(Element boundary listing)
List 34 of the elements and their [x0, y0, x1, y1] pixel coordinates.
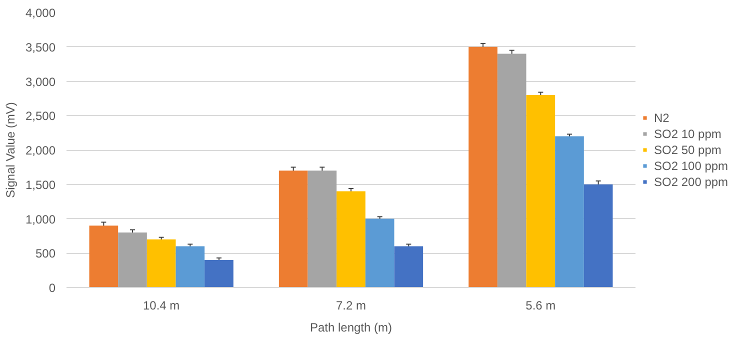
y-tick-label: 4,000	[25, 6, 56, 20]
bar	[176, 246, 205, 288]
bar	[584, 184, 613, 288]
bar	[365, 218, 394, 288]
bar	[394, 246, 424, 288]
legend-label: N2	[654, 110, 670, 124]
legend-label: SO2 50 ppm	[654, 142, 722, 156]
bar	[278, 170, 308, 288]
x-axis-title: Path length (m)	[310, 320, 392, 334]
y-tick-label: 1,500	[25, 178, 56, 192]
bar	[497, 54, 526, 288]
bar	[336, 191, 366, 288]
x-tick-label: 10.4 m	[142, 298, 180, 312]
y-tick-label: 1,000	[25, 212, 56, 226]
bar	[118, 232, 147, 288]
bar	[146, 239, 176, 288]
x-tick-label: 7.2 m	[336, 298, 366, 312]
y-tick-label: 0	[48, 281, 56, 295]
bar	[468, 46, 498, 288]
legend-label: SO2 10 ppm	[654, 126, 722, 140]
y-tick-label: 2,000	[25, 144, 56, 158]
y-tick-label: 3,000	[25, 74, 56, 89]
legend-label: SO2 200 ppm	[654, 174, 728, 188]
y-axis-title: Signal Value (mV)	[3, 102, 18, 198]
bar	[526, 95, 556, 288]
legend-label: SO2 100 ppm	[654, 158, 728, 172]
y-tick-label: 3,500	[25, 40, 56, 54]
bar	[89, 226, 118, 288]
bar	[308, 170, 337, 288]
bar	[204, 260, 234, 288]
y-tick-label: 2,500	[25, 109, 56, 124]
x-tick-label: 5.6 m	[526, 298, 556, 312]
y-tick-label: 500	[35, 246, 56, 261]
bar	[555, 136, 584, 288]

--

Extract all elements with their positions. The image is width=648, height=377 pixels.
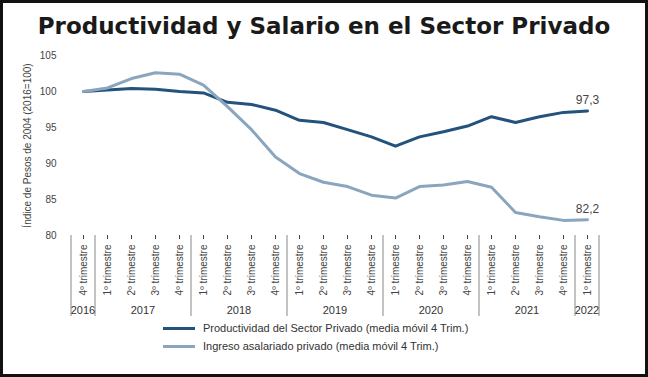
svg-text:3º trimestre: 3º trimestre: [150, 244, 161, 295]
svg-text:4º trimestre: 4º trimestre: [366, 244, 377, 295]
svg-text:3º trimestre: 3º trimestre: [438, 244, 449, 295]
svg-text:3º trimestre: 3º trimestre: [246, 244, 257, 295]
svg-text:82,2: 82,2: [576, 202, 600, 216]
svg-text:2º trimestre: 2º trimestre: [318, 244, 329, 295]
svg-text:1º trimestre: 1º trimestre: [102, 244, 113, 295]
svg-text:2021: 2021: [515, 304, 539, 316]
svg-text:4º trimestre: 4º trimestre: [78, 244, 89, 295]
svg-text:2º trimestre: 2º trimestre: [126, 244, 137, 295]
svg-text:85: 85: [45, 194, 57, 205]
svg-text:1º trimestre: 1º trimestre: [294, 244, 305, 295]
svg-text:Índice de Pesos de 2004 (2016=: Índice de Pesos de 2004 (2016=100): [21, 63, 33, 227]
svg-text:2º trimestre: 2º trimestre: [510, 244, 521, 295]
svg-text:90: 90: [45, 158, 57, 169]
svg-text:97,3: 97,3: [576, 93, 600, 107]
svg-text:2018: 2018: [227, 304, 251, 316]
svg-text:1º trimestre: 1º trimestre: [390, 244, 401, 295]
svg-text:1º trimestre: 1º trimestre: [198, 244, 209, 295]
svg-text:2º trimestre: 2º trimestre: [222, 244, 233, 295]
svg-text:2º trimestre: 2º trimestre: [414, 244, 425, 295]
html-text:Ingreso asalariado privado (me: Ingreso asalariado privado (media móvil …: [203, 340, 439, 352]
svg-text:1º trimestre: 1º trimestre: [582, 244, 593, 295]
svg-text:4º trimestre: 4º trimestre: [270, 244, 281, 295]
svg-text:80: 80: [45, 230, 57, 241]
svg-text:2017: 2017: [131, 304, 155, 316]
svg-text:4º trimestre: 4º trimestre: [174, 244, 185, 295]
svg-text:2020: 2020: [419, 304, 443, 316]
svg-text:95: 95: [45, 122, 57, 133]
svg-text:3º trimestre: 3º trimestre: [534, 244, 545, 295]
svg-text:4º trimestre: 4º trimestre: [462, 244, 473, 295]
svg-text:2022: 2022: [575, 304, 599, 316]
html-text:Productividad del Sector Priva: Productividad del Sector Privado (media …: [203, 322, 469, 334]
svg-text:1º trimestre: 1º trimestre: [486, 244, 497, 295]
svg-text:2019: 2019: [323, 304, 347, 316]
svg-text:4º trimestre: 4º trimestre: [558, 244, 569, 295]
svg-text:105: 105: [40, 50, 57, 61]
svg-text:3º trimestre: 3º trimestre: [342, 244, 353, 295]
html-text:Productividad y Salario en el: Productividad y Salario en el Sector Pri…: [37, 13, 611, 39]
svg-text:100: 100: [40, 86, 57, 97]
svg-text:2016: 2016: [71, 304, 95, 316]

:: EXERCISE DIRECTIONS ::
Rewrite the listing lines from the one containing "svg-text:3º trimestre: 3º trimestre: [150, 244, 161, 295]" through the one containing "svg-text:2018: 2018: [227, 304, 251, 316]" as a numbered list, leaving out blank lines.

:: SOLUTION TO THIS TASK ::
1. svg-text:3º trimestre: 3º trimestre: [150, 244, 161, 295]
2. svg-text:4º trimestre: 4º trimestre: [366, 244, 377, 295]
3. svg-text:3º trimestre: 3º trimestre: [438, 244, 449, 295]
4. svg-text:3º trimestre: 3º trimestre: [246, 244, 257, 295]
5. svg-text:82,2: 82,2: [576, 202, 600, 216]
6. svg-text:2º trimestre: 2º trimestre: [318, 244, 329, 295]
7. svg-text:1º trimestre: 1º trimestre: [102, 244, 113, 295]
8. svg-text:2021: 2021: [515, 304, 539, 316]
9. svg-text:4º trimestre: 4º trimestre: [78, 244, 89, 295]
10. svg-text:2º trimestre: 2º trimestre: [126, 244, 137, 295]
11. svg-text:85: 85: [45, 194, 57, 205]
12. svg-text:1º trimestre: 1º trimestre: [294, 244, 305, 295]
13. svg-text:Índice de Pesos de 2004 (2016=: Índice de Pesos de 2004 (2016=100): [21, 63, 33, 227]
14. svg-text:2º trimestre: 2º trimestre: [510, 244, 521, 295]
15. svg-text:90: 90: [45, 158, 57, 169]
16. svg-text:97,3: 97,3: [576, 93, 600, 107]
17. svg-text:2018: 2018: [227, 304, 251, 316]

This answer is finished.